**Stated problem**
Copy out everything in the data from the line containing "data-point <box>800 604 810 614</box>" down to the line containing "data-point <box>478 639 488 650</box>", both of those lines included, without changing anything.

**Input**
§ §

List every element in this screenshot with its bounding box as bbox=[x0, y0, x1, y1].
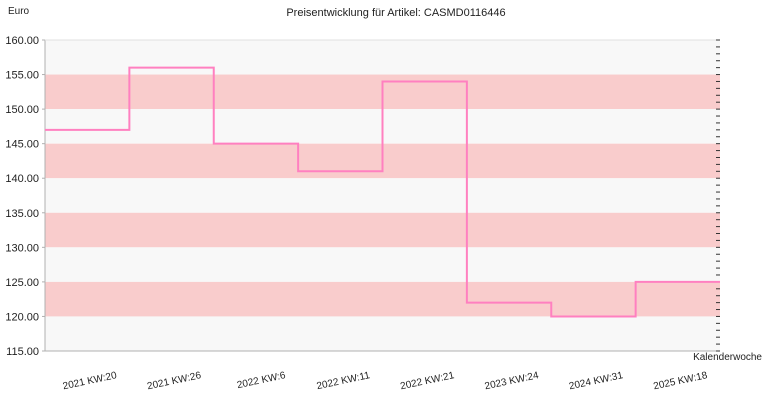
chart-title: Preisentwicklung für Artikel: CASMD01164… bbox=[286, 7, 505, 19]
y-axis-ticks: 160.00 155.00 150.00 145.00 140.00 135.00 130.… bbox=[5, 35, 720, 358]
x-tick-label: 2021 KW:20 bbox=[62, 370, 118, 392]
y-tick-label: 140.00 bbox=[5, 173, 39, 185]
y-tick-label: 145.00 bbox=[5, 139, 39, 151]
plot-bands bbox=[45, 40, 720, 351]
y-tick-label: 160.00 bbox=[5, 35, 39, 47]
plot-band bbox=[45, 212, 720, 248]
x-axis-title: Kalenderwoche bbox=[693, 352, 762, 363]
y-tick-label: 115.00 bbox=[6, 346, 39, 358]
x-tick-label: 2023 KW:24 bbox=[484, 370, 540, 392]
y-tick-label: 150.00 bbox=[5, 104, 39, 116]
axes bbox=[44, 39, 720, 352]
y-tick-label: 130.00 bbox=[5, 242, 39, 254]
x-tick-label: 2022 KW:6 bbox=[236, 370, 287, 391]
price-step-line bbox=[45, 66, 720, 318]
series-layer bbox=[45, 66, 720, 318]
plot-band bbox=[45, 247, 720, 282]
x-axis-ticks: 2021 KW:20 2021 KW:26 2022 KW:6 2022 KW:11 2… bbox=[62, 370, 709, 392]
x-tick-label: 2022 KW:21 bbox=[399, 370, 455, 392]
y-tick-label: 155.00 bbox=[5, 70, 39, 82]
y-tick-label: 135.00 bbox=[5, 208, 39, 220]
x-tick-label: 2025 KW:18 bbox=[652, 370, 708, 392]
x-tick-label: 2024 KW:31 bbox=[568, 370, 624, 392]
y-axis-title: Euro bbox=[8, 6, 30, 17]
x-tick-label: 2022 KW:11 bbox=[316, 370, 372, 392]
plot-band bbox=[45, 316, 720, 351]
y-tick-label: 125.00 bbox=[5, 277, 39, 289]
x-tick-label: 2021 KW:26 bbox=[146, 370, 202, 392]
plot-band bbox=[45, 281, 720, 317]
y-tick-label: 120.00 bbox=[5, 311, 39, 323]
plot-band bbox=[45, 40, 720, 75]
plot-band bbox=[45, 178, 720, 213]
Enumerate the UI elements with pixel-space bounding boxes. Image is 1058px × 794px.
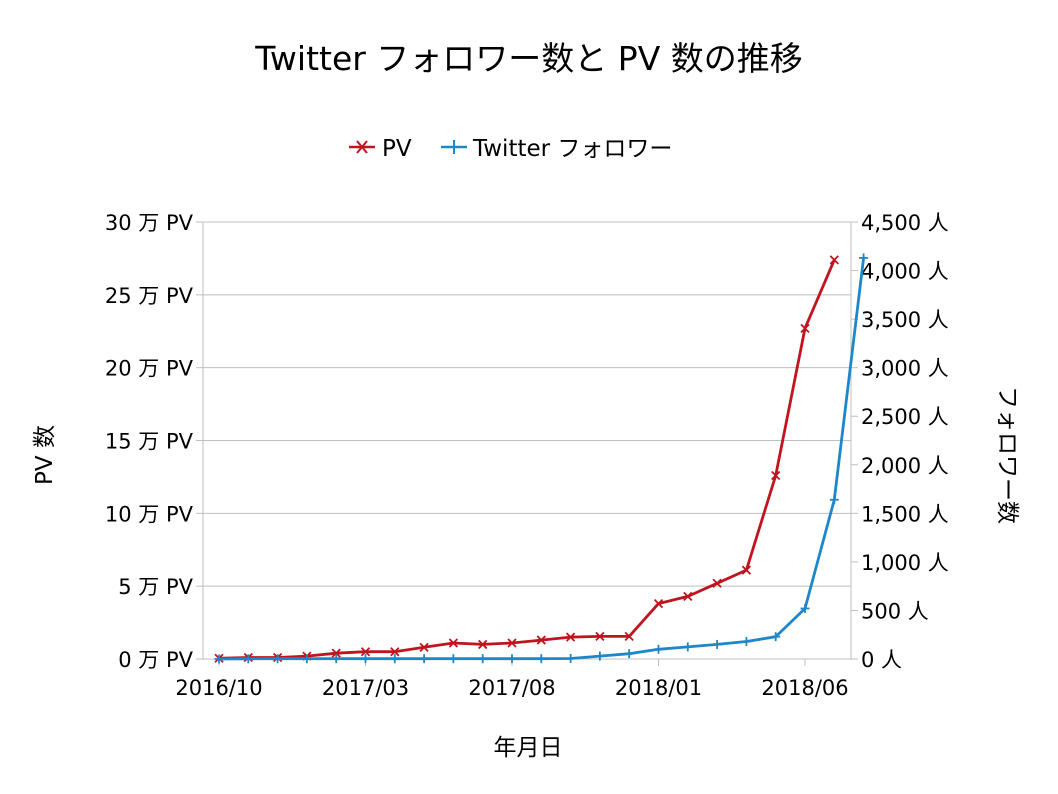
data-point <box>800 604 810 614</box>
data-point <box>419 654 429 664</box>
data-point <box>566 654 576 664</box>
x-axis: 2016/10 2017/03 2017/08 2018/01 2018/06 <box>175 659 849 700</box>
data-point <box>331 654 341 664</box>
x-tick-label: 2017/08 <box>468 676 555 700</box>
data-point <box>478 639 488 650</box>
y-right-tick-label: 2,500 人 <box>861 405 949 429</box>
y-left-tick-label: 0 万 PV <box>118 648 193 672</box>
series-line <box>218 259 836 660</box>
data-point <box>595 651 605 661</box>
data-point <box>419 642 429 652</box>
data-point <box>243 654 253 664</box>
series-0 <box>214 255 839 663</box>
data-point <box>390 654 400 664</box>
y-left-tick-label: 15 万 PV <box>105 430 194 454</box>
y-axis-right: 0 人 500 人 1,000 人 1,500 人 2,000 人 2,500 人 3,00… <box>851 211 949 672</box>
data-point <box>741 637 751 647</box>
data-point <box>331 648 341 658</box>
data-point <box>829 495 839 505</box>
y-left-tick-label: 5 万 PV <box>118 575 193 599</box>
data-point <box>653 599 664 609</box>
y-right-tick-label: 1,000 人 <box>861 551 949 575</box>
data-point <box>273 654 283 664</box>
data-point <box>654 644 663 654</box>
y-axis-left: 0 万 PV 5 万 PV 10 万 PV 15 万 PV 20 万 PV 25 万 PV… <box>105 211 203 672</box>
legend: PV Twitter フォロワー <box>349 136 672 162</box>
series-1 <box>214 253 869 664</box>
data-point <box>624 631 634 642</box>
data-point <box>536 654 546 664</box>
x-tick-label: 2017/03 <box>322 676 409 700</box>
data-point <box>214 654 224 664</box>
y-right-tick-label: 3,500 人 <box>861 308 949 332</box>
legend-twitter-label: Twitter フォロワー <box>472 136 672 162</box>
data-point <box>829 255 839 265</box>
y-right-tick-label: 1,500 人 <box>861 502 949 526</box>
legend-pv-label: PV <box>382 136 412 162</box>
legend-pv-marker <box>349 140 375 154</box>
gridlines <box>203 221 851 660</box>
data-point <box>624 649 634 659</box>
data-point <box>771 632 781 642</box>
y-right-tick-label: 0 人 <box>861 648 902 672</box>
data-point <box>683 642 693 652</box>
data-point <box>361 654 370 664</box>
x-tick-label: 2018/06 <box>761 676 848 700</box>
data-point <box>478 654 488 664</box>
y-right-tick-label: 4,500 人 <box>861 211 949 235</box>
y-axis-right-title: フォロワー数 <box>994 386 1020 524</box>
y-left-tick-label: 20 万 PV <box>105 357 194 381</box>
data-point <box>741 565 752 575</box>
y-right-tick-label: 4,000 人 <box>861 260 949 284</box>
data-point <box>302 654 312 664</box>
series-line <box>218 257 865 661</box>
data-point <box>536 635 546 645</box>
y-left-tick-label: 25 万 PV <box>105 284 194 308</box>
data-point <box>360 647 371 657</box>
x-tick-label: 2018/01 <box>615 676 702 700</box>
y-left-tick-label: 30 万 PV <box>105 211 194 235</box>
data-point <box>507 638 517 648</box>
data-point <box>507 654 517 664</box>
data-point <box>859 253 869 263</box>
data-point <box>683 591 693 601</box>
data-point <box>448 638 459 648</box>
series-layer <box>214 253 869 664</box>
x-tick-label: 2016/10 <box>175 676 262 700</box>
data-point <box>565 632 576 642</box>
y-right-tick-label: 3,000 人 <box>861 357 949 381</box>
y-axis-left-title: PV 数 <box>32 425 58 485</box>
chart-title: Twitter フォロワー数と PV 数の推移 <box>254 39 803 78</box>
y-right-tick-label: 500 人 <box>861 599 929 623</box>
data-point <box>712 639 722 649</box>
data-point <box>595 631 605 642</box>
legend-twitter-marker <box>441 140 467 154</box>
data-point <box>771 470 781 481</box>
y-right-tick-label: 2,000 人 <box>861 454 949 478</box>
data-point <box>800 323 810 333</box>
x-axis-title: 年月日 <box>494 735 563 761</box>
data-point <box>712 578 722 588</box>
data-point <box>448 654 458 664</box>
y-left-tick-label: 10 万 PV <box>105 502 194 526</box>
data-point <box>390 647 400 657</box>
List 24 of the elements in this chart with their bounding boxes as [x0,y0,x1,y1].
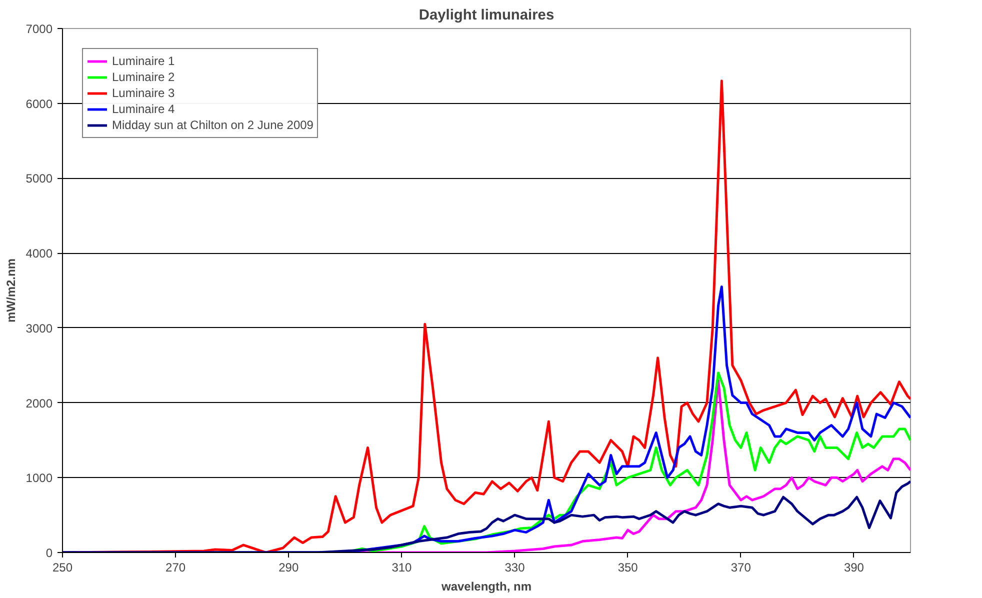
x-tick-label: 350 [618,560,638,574]
x-tick-label: 270 [166,560,186,574]
y-tick-label: 1000 [26,471,53,486]
legend-label: Midday sun at Chilton on 2 June 2009 [112,117,314,133]
y-tick-label: 4000 [26,246,53,261]
y-axis-title: mW/m2.nm [4,258,18,323]
x-tick-label: 370 [730,560,752,574]
y-tick-label: 3000 [26,321,53,336]
y-tick-label: 0 [46,546,53,560]
legend-label: Luminaire 1 [112,53,175,69]
y-tick-label: 7000 [26,22,53,36]
legend-label: Luminaire 3 [112,85,175,101]
y-tick-label: 6000 [26,96,53,111]
y-tick-label: 5000 [26,172,53,186]
x-tick-label: 390 [844,560,864,574]
x-tick-label: 250 [52,560,73,574]
x-tick-label: 290 [278,560,299,574]
legend-label: Luminaire 4 [112,101,175,117]
y-tick-label: 2000 [26,396,53,410]
legend-label: Luminaire 2 [112,69,175,85]
x-tick-label: 330 [504,560,526,574]
chart-title: Daylight limunaires [418,8,554,24]
x-axis-title: wavelength, nm [440,580,532,594]
x-tick-label: 310 [392,560,412,574]
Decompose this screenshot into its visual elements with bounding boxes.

§ §

**Task answer**
data-point <box>800 604 810 614</box>
data-point <box>419 654 429 664</box>
data-point <box>566 654 576 664</box>
x-axis: 2016/10 2017/03 2017/08 2018/01 2018/06 <box>175 659 849 700</box>
data-point <box>331 654 341 664</box>
x-tick-label: 2017/08 <box>468 676 555 700</box>
data-point <box>478 639 488 650</box>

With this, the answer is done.